In the listing below, count the lines containing the string "Mean" and state only the number.
── RECORDS FOR PROCESSING
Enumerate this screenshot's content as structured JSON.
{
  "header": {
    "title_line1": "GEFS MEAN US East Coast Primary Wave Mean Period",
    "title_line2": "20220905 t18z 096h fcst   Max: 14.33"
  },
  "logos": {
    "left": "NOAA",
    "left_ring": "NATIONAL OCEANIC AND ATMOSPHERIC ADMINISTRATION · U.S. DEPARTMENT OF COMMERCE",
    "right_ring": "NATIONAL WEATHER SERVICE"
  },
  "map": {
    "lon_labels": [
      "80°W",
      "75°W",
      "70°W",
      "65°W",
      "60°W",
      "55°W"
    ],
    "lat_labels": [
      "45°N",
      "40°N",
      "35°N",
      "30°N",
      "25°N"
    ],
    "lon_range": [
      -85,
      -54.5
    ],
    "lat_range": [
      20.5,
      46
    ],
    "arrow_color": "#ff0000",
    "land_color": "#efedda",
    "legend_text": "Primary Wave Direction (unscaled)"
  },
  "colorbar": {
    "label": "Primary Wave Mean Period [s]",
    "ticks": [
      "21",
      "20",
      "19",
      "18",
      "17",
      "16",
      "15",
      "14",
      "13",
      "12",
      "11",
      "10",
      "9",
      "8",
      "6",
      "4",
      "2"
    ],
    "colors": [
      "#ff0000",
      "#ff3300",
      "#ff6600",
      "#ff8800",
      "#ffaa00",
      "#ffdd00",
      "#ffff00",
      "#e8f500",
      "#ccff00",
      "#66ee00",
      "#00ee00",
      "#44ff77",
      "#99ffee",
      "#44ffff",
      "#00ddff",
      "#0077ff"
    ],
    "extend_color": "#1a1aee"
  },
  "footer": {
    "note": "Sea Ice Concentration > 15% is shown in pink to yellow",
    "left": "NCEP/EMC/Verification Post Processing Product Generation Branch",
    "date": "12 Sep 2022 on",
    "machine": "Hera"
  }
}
────
**RESULT**.
2